═══ Data provided ═══
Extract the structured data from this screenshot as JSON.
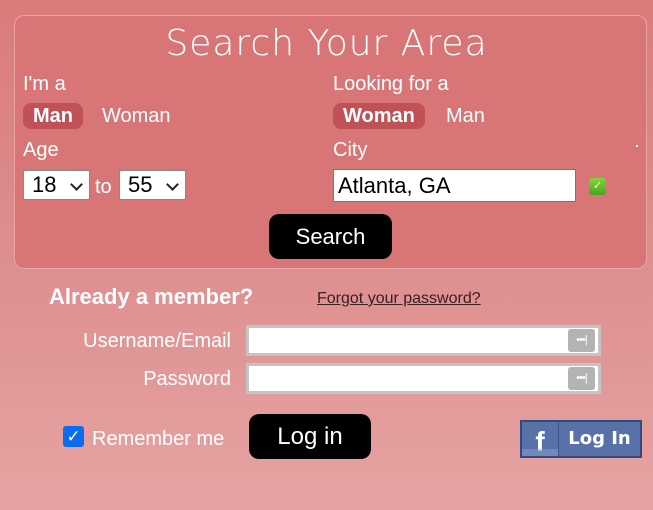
{
  "search": {
    "title": "Search Your Area",
    "im_a": {
      "label": "I'm a",
      "options": [
        {
          "label": "Man",
          "selected": true
        },
        {
          "label": "Woman",
          "selected": false
        }
      ]
    },
    "looking_for": {
      "label": "Looking for a",
      "options": [
        {
          "label": "Woman",
          "selected": true
        },
        {
          "label": "Man",
          "selected": false
        }
      ]
    },
    "age": {
      "label": "Age",
      "from": "18",
      "to_label": "to",
      "to": "55"
    },
    "city": {
      "label": "City",
      "value": "Atlanta, GA",
      "valid_icon": "checkmark-icon"
    },
    "search_button": "Search"
  },
  "login": {
    "title": "Already a member?",
    "forgot_link": "Forgot your password?",
    "username_label": "Username/Email",
    "username_value": "",
    "password_label": "Password",
    "password_value": "",
    "password_manager_icon": "•••|",
    "remember_label": "Remember me",
    "remember_checked": true,
    "login_button": "Log in",
    "facebook": {
      "icon": "f",
      "label": "Log In"
    }
  },
  "colors": {
    "panel": "#d87677",
    "active_segment": "#c05257",
    "button": "#000000",
    "facebook": "#5872a9",
    "checkbox": "#0b6cf0"
  }
}
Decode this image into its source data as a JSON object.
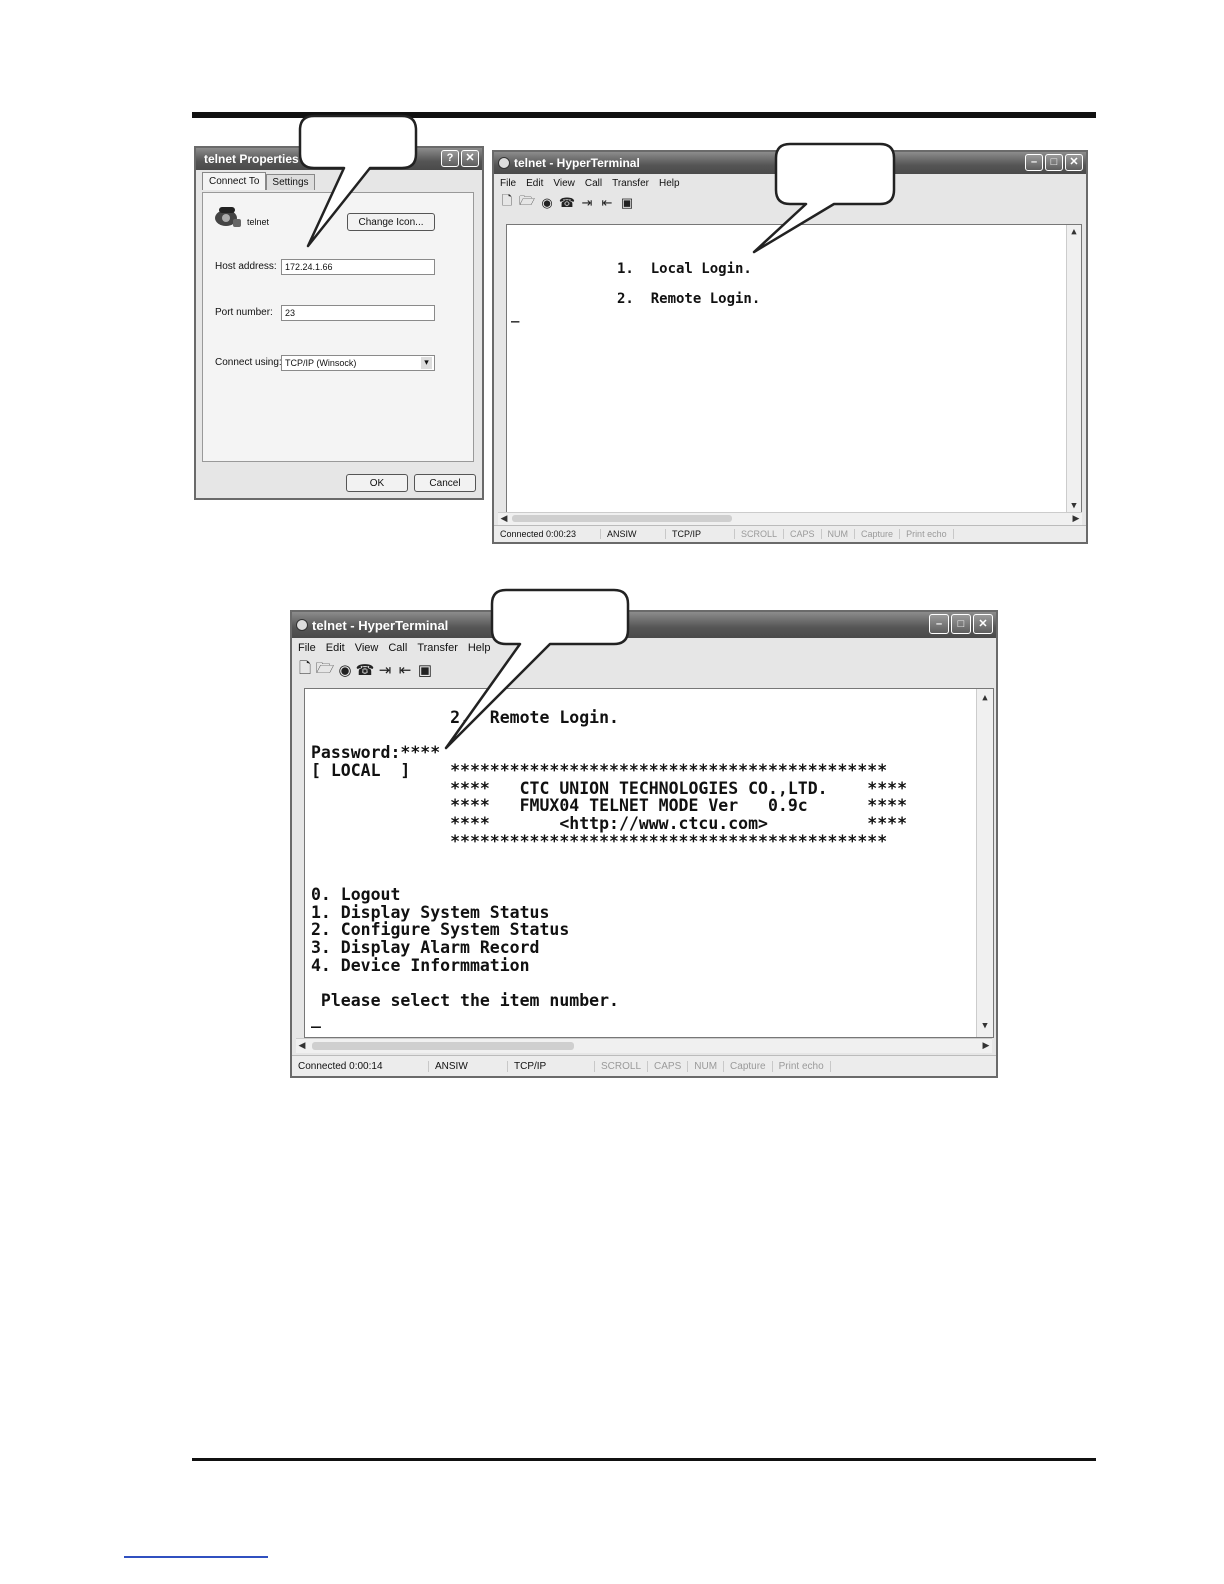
═══
Short task
In the entries above, count each line with "title"; reply with the total only.

The completed task
2